SET PROBLEM: Rewrite the records from the beginning through the line with "- search-input[interactable]: [1142, 81, 1388, 111]", replacing "member-avatar" with "user-avatar" and leaving everything else the same.

RECORD LIST:
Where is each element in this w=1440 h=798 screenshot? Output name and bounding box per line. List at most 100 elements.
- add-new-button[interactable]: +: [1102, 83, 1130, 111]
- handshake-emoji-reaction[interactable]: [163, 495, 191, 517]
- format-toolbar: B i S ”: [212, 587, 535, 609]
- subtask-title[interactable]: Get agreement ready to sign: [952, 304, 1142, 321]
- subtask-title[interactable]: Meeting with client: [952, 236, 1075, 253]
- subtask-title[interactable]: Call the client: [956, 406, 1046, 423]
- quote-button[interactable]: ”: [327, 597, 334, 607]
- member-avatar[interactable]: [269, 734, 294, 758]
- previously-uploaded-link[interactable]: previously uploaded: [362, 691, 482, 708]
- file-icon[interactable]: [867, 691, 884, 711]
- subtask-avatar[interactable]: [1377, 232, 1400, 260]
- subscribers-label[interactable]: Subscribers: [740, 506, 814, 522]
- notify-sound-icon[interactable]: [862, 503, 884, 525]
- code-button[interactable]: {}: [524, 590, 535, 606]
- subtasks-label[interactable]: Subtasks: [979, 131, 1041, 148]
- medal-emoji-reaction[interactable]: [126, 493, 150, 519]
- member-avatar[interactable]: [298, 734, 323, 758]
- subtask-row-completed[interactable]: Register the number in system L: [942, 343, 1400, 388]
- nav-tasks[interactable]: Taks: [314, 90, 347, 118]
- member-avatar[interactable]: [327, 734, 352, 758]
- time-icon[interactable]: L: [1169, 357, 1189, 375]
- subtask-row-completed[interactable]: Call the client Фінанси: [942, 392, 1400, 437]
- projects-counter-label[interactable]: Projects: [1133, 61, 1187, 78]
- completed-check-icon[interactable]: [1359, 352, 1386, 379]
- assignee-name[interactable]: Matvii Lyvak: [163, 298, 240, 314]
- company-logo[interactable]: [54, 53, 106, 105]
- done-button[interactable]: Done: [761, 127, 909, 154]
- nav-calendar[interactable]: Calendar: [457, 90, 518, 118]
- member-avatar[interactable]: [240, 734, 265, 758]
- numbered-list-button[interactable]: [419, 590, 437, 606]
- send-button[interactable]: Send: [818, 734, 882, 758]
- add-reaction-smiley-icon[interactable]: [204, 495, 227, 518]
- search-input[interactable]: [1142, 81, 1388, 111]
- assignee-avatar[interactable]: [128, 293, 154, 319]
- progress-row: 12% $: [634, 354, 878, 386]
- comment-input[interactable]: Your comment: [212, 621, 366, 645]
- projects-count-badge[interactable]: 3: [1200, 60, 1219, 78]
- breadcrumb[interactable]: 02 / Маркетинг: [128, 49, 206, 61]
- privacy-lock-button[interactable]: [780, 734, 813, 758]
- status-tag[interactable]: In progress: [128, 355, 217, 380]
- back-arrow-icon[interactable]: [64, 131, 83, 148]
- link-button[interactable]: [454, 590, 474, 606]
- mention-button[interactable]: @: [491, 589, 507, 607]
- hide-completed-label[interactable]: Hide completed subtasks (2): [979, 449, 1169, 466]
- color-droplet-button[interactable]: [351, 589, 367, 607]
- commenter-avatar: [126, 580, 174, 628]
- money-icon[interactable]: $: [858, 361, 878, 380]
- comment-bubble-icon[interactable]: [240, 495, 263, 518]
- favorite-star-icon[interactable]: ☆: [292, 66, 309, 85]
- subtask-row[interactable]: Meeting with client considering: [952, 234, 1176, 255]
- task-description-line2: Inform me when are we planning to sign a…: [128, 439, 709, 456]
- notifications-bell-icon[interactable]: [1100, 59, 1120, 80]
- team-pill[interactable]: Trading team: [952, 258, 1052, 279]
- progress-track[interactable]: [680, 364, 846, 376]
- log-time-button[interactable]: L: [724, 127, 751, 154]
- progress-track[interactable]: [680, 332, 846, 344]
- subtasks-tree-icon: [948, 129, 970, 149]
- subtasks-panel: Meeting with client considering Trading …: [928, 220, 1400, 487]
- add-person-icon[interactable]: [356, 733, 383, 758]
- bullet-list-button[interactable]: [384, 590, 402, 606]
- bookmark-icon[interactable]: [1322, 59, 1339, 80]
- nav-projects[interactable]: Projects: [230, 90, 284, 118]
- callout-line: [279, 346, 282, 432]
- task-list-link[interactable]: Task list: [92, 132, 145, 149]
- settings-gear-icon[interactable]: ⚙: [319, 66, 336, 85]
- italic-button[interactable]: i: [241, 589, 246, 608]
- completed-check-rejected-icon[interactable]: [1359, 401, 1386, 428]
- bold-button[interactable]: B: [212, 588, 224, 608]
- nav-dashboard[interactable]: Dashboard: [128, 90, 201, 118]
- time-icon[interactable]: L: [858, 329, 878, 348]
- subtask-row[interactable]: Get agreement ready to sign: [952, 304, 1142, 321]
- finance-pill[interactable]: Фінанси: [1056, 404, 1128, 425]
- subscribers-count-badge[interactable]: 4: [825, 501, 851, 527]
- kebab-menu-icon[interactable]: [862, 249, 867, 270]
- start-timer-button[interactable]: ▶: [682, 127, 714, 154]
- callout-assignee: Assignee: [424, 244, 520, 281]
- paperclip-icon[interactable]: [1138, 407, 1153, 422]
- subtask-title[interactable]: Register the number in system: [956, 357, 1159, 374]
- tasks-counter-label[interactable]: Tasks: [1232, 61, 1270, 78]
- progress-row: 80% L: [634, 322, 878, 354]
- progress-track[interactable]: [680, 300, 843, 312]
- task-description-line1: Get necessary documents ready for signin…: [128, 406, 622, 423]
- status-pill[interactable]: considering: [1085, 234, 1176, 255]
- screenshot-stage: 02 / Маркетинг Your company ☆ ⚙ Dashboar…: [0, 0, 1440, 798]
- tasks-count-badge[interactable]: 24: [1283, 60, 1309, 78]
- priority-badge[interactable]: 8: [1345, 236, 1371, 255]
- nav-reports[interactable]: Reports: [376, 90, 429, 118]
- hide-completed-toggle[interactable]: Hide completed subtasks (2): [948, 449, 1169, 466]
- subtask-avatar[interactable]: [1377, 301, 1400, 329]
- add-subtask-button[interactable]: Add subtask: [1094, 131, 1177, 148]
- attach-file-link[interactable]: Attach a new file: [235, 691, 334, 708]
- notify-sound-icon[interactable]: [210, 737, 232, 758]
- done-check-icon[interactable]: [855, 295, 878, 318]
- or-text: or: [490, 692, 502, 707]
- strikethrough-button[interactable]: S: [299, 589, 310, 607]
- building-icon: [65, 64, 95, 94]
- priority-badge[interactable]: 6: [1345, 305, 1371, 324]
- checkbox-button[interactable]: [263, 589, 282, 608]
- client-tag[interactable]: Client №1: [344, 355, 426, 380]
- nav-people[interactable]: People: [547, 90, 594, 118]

ANSWER TO THE TASK:
Where is each element in this w=1440 h=798 screenshot? Output name and bounding box per line. List at most 100 elements.
- add-new-button[interactable]: +: [1102, 83, 1130, 111]
- handshake-emoji-reaction[interactable]: [163, 495, 191, 517]
- format-toolbar: B i S ”: [212, 587, 535, 609]
- subtask-title[interactable]: Get agreement ready to sign: [952, 304, 1142, 321]
- subtask-title[interactable]: Meeting with client: [952, 236, 1075, 253]
- subtask-title[interactable]: Call the client: [956, 406, 1046, 423]
- quote-button[interactable]: ”: [327, 597, 334, 607]
- user-avatar[interactable]: [269, 734, 294, 758]
- previously-uploaded-link[interactable]: previously uploaded: [362, 691, 482, 708]
- file-icon[interactable]: [867, 691, 884, 711]
- subtask-avatar[interactable]: [1377, 232, 1400, 260]
- subscribers-label[interactable]: Subscribers: [740, 506, 814, 522]
- notify-sound-icon[interactable]: [862, 503, 884, 525]
- code-button[interactable]: {}: [524, 590, 535, 606]
- subtasks-label[interactable]: Subtasks: [979, 131, 1041, 148]
- medal-emoji-reaction[interactable]: [126, 493, 150, 519]
- user-avatar[interactable]: [298, 734, 323, 758]
- subtask-row-completed[interactable]: Register the number in system L: [942, 343, 1400, 388]
- nav-tasks[interactable]: Taks: [314, 90, 347, 118]
- user-avatar[interactable]: [327, 734, 352, 758]
- time-icon[interactable]: L: [1169, 357, 1189, 375]
- subtask-row-completed[interactable]: Call the client Фінанси: [942, 392, 1400, 437]
- projects-counter-label[interactable]: Projects: [1133, 61, 1187, 78]
- completed-check-icon[interactable]: [1359, 352, 1386, 379]
- assignee-name[interactable]: Matvii Lyvak: [163, 298, 240, 314]
- company-logo[interactable]: [54, 53, 106, 105]
- done-button[interactable]: Done: [761, 127, 909, 154]
- nav-calendar[interactable]: Calendar: [457, 90, 518, 118]
- user-avatar[interactable]: [240, 734, 265, 758]
- numbered-list-button[interactable]: [419, 590, 437, 606]
- send-button[interactable]: Send: [818, 734, 882, 758]
- add-reaction-smiley-icon[interactable]: [204, 495, 227, 518]
- search-input[interactable]: [1142, 81, 1388, 111]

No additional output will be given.